→ **Supplied material**:
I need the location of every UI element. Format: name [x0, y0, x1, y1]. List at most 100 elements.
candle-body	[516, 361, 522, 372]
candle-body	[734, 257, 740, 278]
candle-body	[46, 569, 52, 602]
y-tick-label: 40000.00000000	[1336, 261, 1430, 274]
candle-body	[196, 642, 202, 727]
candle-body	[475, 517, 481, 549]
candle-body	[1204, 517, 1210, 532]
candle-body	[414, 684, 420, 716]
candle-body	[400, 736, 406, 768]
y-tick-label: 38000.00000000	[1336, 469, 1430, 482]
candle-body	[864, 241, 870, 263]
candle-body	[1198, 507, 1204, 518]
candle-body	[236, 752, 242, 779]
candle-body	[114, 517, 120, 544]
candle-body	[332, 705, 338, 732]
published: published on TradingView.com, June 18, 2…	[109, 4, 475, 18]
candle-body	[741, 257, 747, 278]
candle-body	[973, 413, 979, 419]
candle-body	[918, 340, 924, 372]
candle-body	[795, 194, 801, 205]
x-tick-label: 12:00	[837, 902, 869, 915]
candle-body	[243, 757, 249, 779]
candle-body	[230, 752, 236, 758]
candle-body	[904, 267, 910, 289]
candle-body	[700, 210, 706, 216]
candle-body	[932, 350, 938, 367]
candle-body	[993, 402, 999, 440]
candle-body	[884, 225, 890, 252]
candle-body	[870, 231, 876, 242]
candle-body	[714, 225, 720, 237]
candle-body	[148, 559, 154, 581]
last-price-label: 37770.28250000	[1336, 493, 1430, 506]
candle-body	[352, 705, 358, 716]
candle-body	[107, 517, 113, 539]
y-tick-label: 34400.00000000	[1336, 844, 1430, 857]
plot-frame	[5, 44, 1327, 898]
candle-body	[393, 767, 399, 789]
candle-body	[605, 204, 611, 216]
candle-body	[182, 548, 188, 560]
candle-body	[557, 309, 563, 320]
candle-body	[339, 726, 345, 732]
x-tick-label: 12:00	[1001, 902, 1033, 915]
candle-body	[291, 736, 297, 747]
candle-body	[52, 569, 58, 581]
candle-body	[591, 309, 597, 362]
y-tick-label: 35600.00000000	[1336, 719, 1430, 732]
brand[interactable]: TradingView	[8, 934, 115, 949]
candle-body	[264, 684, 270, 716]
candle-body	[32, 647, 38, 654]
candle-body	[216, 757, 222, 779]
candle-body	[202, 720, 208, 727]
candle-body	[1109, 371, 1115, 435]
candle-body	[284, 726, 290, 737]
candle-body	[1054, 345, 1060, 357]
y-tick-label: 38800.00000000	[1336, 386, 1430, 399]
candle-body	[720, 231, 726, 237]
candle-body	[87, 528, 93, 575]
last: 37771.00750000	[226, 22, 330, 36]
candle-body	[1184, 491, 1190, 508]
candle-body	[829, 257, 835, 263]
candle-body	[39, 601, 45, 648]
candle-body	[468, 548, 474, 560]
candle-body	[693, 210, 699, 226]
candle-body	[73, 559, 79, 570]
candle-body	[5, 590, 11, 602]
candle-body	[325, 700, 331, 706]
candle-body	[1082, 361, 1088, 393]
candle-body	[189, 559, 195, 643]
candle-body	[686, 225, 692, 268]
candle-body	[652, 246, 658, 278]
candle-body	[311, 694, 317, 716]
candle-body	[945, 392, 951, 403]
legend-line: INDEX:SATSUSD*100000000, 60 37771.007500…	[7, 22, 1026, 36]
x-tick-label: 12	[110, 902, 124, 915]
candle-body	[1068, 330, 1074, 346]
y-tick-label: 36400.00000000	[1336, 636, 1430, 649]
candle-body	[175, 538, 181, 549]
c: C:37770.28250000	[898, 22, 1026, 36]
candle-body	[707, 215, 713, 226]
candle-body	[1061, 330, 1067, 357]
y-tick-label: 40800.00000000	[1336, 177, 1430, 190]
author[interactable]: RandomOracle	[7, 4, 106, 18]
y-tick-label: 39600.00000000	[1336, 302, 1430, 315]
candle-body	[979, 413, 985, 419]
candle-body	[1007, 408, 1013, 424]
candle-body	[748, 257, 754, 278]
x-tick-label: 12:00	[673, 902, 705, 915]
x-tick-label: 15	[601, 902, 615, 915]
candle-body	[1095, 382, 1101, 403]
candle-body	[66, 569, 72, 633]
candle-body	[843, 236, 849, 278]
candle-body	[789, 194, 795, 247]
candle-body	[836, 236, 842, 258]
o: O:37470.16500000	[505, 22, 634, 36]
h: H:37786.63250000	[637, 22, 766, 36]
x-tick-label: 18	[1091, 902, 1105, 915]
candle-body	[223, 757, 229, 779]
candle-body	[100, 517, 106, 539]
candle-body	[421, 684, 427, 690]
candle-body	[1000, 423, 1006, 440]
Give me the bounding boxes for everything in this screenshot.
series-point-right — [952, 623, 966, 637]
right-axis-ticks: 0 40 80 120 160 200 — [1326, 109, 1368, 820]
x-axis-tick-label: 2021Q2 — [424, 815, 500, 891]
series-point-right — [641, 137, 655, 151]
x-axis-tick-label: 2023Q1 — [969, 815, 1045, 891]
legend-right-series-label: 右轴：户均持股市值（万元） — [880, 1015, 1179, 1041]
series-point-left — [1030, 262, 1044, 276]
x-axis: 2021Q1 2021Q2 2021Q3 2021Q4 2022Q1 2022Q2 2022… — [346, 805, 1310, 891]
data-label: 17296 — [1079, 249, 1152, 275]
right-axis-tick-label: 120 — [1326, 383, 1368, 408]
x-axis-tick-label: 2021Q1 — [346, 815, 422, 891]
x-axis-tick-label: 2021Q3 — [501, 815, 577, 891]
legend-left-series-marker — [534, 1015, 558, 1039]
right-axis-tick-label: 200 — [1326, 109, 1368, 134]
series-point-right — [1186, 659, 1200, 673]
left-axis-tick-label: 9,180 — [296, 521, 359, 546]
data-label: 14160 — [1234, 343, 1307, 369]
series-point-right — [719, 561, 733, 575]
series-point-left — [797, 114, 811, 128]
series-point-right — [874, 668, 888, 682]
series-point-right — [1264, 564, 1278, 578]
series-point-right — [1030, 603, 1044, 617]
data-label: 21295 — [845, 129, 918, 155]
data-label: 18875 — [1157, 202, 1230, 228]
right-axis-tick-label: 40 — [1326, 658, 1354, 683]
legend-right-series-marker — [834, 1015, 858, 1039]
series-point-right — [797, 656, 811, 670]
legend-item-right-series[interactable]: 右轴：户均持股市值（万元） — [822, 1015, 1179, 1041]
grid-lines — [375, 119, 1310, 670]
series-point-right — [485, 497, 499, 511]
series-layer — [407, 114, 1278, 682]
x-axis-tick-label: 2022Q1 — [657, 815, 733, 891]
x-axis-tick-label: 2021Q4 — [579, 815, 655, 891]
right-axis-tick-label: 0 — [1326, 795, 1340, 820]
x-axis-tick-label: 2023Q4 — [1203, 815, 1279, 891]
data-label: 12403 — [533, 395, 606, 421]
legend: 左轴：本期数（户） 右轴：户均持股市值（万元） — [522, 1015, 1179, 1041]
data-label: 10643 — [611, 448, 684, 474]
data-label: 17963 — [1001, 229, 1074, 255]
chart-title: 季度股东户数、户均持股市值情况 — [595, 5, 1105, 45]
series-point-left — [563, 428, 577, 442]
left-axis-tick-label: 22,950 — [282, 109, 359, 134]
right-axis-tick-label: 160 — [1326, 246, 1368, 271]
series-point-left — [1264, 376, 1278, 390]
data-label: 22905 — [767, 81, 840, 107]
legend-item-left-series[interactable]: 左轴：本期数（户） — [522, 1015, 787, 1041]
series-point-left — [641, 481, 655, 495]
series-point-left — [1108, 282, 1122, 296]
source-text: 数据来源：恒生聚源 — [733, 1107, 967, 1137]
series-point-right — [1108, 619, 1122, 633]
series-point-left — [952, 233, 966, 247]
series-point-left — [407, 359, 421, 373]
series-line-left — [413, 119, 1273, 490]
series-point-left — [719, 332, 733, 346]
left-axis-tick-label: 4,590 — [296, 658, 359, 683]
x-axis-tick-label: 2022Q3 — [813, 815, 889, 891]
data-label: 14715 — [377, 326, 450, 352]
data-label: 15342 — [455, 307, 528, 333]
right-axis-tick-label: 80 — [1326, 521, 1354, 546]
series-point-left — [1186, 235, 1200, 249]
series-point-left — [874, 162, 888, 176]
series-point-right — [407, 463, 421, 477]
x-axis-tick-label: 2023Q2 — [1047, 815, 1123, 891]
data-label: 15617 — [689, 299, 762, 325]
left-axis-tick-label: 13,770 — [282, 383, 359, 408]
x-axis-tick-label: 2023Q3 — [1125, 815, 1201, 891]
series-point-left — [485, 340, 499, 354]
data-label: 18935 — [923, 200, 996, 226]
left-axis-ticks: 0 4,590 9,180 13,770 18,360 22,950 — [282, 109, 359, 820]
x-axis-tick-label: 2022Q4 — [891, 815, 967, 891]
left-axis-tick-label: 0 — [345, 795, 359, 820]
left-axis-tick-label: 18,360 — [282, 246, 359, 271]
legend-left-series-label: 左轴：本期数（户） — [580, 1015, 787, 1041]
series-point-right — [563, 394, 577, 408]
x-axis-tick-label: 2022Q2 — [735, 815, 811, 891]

→ **Problem statement**: Can you return, unchanged, the stretch from the start of the rows through the line containing "517, 481, 549]", with both ends included?

→ **Result of this task**:
I need the location of every UI element. Format: name [x0, y0, x1, y1]. List at most 100 elements.
candle-body	[516, 361, 522, 372]
candle-body	[734, 257, 740, 278]
candle-body	[46, 569, 52, 602]
y-tick-label: 40000.00000000	[1336, 261, 1430, 274]
candle-body	[196, 642, 202, 727]
candle-body	[475, 517, 481, 549]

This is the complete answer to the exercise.